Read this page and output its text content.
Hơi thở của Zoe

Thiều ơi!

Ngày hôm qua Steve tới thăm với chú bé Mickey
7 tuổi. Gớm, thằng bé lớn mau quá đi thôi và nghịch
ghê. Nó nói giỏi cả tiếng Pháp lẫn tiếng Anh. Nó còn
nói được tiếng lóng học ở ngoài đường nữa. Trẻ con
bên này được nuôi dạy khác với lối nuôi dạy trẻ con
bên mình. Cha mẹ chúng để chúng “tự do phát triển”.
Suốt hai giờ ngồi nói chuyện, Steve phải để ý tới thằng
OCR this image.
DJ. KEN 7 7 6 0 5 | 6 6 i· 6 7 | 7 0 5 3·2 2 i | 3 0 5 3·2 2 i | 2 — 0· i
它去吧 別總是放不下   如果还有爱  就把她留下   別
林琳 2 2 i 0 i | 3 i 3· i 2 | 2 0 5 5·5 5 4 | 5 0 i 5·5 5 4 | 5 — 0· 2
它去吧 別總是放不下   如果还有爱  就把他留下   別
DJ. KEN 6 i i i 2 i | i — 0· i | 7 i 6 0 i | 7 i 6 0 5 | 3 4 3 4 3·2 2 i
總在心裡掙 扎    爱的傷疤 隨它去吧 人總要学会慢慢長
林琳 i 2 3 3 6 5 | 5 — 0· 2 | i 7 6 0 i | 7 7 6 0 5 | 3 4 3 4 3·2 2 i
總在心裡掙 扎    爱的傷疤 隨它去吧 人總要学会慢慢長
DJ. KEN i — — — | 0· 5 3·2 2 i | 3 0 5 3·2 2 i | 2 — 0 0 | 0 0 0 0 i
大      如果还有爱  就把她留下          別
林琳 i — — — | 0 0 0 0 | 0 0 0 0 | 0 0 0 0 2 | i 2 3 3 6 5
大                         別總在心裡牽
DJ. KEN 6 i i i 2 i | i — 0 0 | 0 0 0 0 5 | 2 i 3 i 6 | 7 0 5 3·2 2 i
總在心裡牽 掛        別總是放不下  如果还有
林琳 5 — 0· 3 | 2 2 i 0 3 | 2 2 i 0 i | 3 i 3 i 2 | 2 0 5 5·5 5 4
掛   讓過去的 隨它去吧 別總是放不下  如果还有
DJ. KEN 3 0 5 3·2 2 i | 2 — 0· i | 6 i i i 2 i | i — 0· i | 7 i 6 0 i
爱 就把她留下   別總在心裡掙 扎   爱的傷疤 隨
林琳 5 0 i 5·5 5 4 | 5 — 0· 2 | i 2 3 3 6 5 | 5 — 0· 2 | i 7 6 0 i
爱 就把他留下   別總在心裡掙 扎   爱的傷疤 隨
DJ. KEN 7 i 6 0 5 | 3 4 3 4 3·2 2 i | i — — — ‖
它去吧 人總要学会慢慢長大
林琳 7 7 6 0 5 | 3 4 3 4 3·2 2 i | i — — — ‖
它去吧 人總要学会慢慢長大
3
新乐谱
______
TASK PROMPT
Write out all of the records above exactly as they appear.

FINAL RESULT
Read this page and output its text content.
Hơi thở của Zoe

Thiều ơi!

Ngày hôm qua Steve tới thăm với chú bé Mickey
7 tuổi. Gớm, thằng bé lớn mau quá đi thôi và nghịch
ghê. Nó nói giỏi cả tiếng Pháp lẫn tiếng Anh. Nó còn
nói được tiếng lóng học ở ngoài đường nữa. Trẻ con
bên này được nuôi dạy khác với lối nuôi dạy trẻ con
bên mình. Cha mẹ chúng để chúng “tự do phát triển”.
Suốt hai giờ ngồi nói chuyện, Steve phải để ý tới thằng
OCR this image.
DJ. KEN 7 7 6 0 5 | 6 6 i· 6 7 | 7 0 5 3·2 2 i | 3 0 5 3·2 2 i | 2 — 0· i
它去吧 別總是放不下   如果还有爱  就把她留下   別
林琳 2 2 i 0 i | 3 i 3· i 2 | 2 0 5 5·5 5 4 | 5 0 i 5·5 5 4 | 5 — 0· 2
它去吧 別總是放不下   如果还有爱  就把他留下   別
DJ. KEN 6 i i i 2 i | i — 0· i | 7 i 6 0 i | 7 i 6 0 5 | 3 4 3 4 3·2 2 i
總在心裡掙 扎    爱的傷疤 隨它去吧 人總要学会慢慢長
林琳 i 2 3 3 6 5 | 5 — 0· 2 | i 7 6 0 i | 7 7 6 0 5 | 3 4 3 4 3·2 2 i
總在心裡掙 扎    爱的傷疤 隨它去吧 人總要学会慢慢長
DJ. KEN i — — — | 0· 5 3·2 2 i | 3 0 5 3·2 2 i | 2 — 0 0 | 0 0 0 0 i
大      如果还有爱  就把她留下          別
林琳 i — — — | 0 0 0 0 | 0 0 0 0 | 0 0 0 0 2 | i 2 3 3 6 5
大                         別總在心裡牽
DJ. KEN 6 i i i 2 i | i — 0 0 | 0 0 0 0 5 | 2 i 3 i 6 | 7 0 5 3·2 2 i
總在心裡牽 掛        別總是放不下  如果还有
林琳 5 — 0· 3 | 2 2 i 0 3 | 2 2 i 0 i | 3 i 3 i 2 | 2 0 5 5·5 5 4
掛   讓過去的 隨它去吧 別總是放不下  如果还有
DJ. KEN 3 0 5 3·2 2 i | 2 — 0· i | 6 i i i 2 i | i — 0· i | 7 i 6 0 i
爱 就把她留下   別總在心裡掙 扎   爱的傷疤 隨
林琳 5 0 i 5·5 5 4 | 5 — 0· 2 | i 2 3 3 6 5 | 5 — 0· 2 | i 7 6 0 i
爱 就把他留下   別總在心裡掙 扎   爱的傷疤 隨
DJ. KEN 7 i 6 0 5 | 3 4 3 4 3·2 2 i | i — — — ‖
它去吧 人總要学会慢慢長大
林琳 7 7 6 0 5 | 3 4 3 4 3·2 2 i | i — — — ‖
它去吧 人總要学会慢慢長大
3
新乐谱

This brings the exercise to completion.